## [Input rows]
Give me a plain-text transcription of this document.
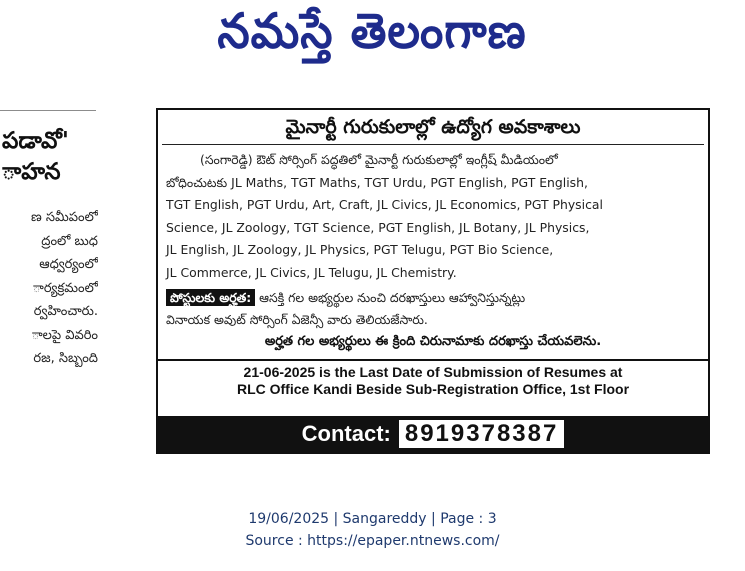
నమస్తే తెలంగాణ
పడావో'
ాహన
ణ సమీపంలో
ద్రంలో బుధ
ఆధ్వర్యంలో
ార్యక్రమంలో
ర్వహించారు.
ాలపై వివరిం
రజ, సిబ్బంది
మైనార్టీ గురుకులాల్లో ఉద్యోగ అవకాశాలు
(సంగారెడ్డి) ఔట్ సోర్సింగ్ పద్ధతిలో మైనార్టీ గురుకులాల్లో ఇంగ్లీష్ మీడియంలో
బోధించుటకు JL Maths, TGT Maths, TGT Urdu, PGT English, PGT English,
TGT English, PGT Urdu, Art, Craft, JL Civics, JL Economics, PGT Physical
Science, JL Zoology, TGT Science, PGT English, JL Botany, JL Physics,
JL English, JL Zoology, JL Physics, PGT Telugu, PGT Bio Science,
JL Commerce, JL Civics, JL Telugu, JL Chemistry.
పోస్టులకు అర్హత: ఆసక్తి గల అభ్యర్థుల నుంచి దరఖాస్తులు ఆహ్వానిస్తున్నట్లు
వినాయక అవుట్ సోర్సింగ్ ఏజెన్సీ వారు తెలియజేసారు.
అర్హత గల అభ్యర్థులు ఈ క్రింది చిరునామాకు దరఖాస్తు చేయవలెను.
21-06-2025 is the Last Date of Submission of Resumes at
RLC Office Kandi Beside Sub-Registration Office, 1st Floor
Contact: 8919378387
19/06/2025 | Sangareddy | Page : 3
Source : https://epaper.ntnews.com/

## [Goal]
Skip the pictures and transcribe the rest of the records exactly.

## [Correct answer]
Give me a plain-text transcription of this document.
నమస్తే తెలంగాణ
పడావో'
ాహన
ణ సమీపంలో
ద్రంలో బుధ
ఆధ్వర్యంలో
ార్యక్రమంలో
ర్వహించారు.
ాలపై వివరిం
రజ, సిబ్బంది
మైనార్టీ గురుకులాల్లో ఉద్యోగ అవకాశాలు
(సంగారెడ్డి) ఔట్ సోర్సింగ్ పద్ధతిలో మైనార్టీ గురుకులాల్లో ఇంగ్లీష్ మీడియంలో
బోధించుటకు JL Maths, TGT Maths, TGT Urdu, PGT English, PGT English,
TGT English, PGT Urdu, Art, Craft, JL Civics, JL Economics, PGT Physical
Science, JL Zoology, TGT Science, PGT English, JL Botany, JL Physics,
JL English, JL Zoology, JL Physics, PGT Telugu, PGT Bio Science,
JL Commerce, JL Civics, JL Telugu, JL Chemistry.
పోస్టులకు అర్హత: ఆసక్తి గల అభ్యర్థుల నుంచి దరఖాస్తులు ఆహ్వానిస్తున్నట్లు
వినాయక అవుట్ సోర్సింగ్ ఏజెన్సీ వారు తెలియజేసారు.
అర్హత గల అభ్యర్థులు ఈ క్రింది చిరునామాకు దరఖాస్తు చేయవలెను.
21-06-2025 is the Last Date of Submission of Resumes at
RLC Office Kandi Beside Sub-Registration Office, 1st Floor
Contact: 8919378387
19/06/2025 | Sangareddy | Page : 3
Source : https://epaper.ntnews.com/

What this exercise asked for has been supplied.